# BRIEF:
Go through the material below and copy each line where the word "this" appears.

[Records excerpted from a collection]
* * * * * * *

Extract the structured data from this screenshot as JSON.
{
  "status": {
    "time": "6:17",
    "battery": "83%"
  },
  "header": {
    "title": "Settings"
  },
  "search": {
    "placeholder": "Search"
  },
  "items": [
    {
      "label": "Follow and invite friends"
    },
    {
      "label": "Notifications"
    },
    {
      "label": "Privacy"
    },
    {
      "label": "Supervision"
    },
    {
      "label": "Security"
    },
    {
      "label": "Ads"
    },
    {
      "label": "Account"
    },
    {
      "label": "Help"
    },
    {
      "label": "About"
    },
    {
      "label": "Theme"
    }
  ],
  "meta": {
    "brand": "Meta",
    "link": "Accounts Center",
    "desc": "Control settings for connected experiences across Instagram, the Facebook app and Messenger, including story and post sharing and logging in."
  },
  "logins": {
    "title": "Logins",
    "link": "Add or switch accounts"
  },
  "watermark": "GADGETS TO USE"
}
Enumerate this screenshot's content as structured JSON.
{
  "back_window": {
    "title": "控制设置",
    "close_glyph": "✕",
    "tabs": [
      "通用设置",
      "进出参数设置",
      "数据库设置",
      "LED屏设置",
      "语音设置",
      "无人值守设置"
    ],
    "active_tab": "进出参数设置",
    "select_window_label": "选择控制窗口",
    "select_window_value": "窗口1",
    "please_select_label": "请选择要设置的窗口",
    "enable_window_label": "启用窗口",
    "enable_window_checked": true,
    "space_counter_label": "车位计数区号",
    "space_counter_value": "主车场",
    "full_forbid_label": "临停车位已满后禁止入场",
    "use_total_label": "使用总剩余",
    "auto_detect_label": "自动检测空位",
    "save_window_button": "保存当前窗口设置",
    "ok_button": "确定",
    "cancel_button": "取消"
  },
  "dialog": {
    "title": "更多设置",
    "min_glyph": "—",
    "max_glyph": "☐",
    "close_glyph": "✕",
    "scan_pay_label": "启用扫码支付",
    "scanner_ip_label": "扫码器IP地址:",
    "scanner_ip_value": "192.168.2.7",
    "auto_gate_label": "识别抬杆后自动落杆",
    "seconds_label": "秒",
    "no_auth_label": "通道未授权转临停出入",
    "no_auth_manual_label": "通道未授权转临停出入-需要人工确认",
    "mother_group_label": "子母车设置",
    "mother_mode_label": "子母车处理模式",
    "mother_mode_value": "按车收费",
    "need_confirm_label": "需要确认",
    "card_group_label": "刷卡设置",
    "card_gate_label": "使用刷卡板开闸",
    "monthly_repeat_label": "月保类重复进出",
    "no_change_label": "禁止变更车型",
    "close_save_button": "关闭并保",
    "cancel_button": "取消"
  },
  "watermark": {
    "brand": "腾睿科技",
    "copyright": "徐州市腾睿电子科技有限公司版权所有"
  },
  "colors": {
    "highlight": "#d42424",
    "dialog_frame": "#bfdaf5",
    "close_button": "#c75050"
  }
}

* * * * * * *

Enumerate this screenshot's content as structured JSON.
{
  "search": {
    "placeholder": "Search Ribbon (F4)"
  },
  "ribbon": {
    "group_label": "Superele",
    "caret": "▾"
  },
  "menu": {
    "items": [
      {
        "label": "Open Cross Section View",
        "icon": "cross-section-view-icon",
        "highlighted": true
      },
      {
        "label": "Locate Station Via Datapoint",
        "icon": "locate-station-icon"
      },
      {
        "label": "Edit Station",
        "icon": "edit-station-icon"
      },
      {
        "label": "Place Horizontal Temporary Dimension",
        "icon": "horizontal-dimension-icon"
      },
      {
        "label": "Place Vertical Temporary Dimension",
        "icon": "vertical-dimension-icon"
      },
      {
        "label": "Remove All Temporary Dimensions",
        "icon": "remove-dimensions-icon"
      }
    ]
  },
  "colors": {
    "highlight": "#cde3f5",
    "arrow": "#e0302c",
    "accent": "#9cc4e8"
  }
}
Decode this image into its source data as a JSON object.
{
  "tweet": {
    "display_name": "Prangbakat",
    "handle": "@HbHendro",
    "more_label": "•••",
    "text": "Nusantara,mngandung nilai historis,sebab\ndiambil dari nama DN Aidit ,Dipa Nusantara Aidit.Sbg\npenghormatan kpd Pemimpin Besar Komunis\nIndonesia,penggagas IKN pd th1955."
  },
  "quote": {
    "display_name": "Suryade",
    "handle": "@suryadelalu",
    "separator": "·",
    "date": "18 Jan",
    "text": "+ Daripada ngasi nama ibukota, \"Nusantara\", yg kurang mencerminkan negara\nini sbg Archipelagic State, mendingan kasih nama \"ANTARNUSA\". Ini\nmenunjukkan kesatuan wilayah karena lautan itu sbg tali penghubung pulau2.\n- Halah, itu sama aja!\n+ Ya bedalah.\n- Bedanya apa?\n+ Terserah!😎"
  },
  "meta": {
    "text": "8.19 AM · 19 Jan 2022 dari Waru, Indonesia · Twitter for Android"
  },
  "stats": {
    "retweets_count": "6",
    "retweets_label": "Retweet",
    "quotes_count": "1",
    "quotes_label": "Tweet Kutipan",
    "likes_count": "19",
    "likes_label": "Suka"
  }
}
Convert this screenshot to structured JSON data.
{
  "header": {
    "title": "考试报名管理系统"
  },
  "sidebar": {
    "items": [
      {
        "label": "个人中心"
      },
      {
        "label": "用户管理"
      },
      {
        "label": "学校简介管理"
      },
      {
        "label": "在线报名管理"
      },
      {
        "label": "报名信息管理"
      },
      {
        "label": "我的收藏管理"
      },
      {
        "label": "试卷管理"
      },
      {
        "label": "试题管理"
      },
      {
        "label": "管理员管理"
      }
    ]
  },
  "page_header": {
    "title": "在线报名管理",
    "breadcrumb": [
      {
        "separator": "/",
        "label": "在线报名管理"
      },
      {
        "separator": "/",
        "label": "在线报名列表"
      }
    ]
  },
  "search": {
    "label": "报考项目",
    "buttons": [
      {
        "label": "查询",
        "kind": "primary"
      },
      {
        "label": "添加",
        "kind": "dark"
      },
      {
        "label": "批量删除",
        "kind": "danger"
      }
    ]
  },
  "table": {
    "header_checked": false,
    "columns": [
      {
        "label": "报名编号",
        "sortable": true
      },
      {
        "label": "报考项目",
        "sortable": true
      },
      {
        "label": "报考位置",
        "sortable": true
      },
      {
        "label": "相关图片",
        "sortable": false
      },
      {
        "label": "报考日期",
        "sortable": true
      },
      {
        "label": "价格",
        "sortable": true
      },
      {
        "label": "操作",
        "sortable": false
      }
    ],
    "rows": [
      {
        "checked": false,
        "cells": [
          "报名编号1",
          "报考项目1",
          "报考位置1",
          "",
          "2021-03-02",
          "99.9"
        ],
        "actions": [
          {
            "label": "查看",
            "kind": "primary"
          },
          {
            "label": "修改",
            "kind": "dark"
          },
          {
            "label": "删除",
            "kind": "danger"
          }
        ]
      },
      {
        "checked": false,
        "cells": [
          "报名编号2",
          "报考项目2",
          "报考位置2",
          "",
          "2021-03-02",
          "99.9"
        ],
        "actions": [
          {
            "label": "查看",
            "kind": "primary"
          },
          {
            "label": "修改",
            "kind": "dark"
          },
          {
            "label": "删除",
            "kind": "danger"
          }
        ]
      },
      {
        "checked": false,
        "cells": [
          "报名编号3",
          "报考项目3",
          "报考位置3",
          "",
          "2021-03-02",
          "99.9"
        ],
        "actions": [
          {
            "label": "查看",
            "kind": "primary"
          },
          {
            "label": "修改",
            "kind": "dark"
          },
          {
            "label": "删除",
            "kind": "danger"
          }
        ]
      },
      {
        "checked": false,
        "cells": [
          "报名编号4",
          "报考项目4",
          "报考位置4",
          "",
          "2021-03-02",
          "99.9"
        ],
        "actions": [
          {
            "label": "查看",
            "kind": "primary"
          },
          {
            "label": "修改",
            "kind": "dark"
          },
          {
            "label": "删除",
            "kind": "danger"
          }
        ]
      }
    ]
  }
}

* * * * * * *

# EXERCISE SOLUTION:
Extract the structured data from this screenshot as JSON.
Enumerate this screenshot's content as structured JSON.
Enumerate this screenshot's content as structured JSON.
Decode this image into its source data as a JSON object.
Convert this screenshot to structured JSON data.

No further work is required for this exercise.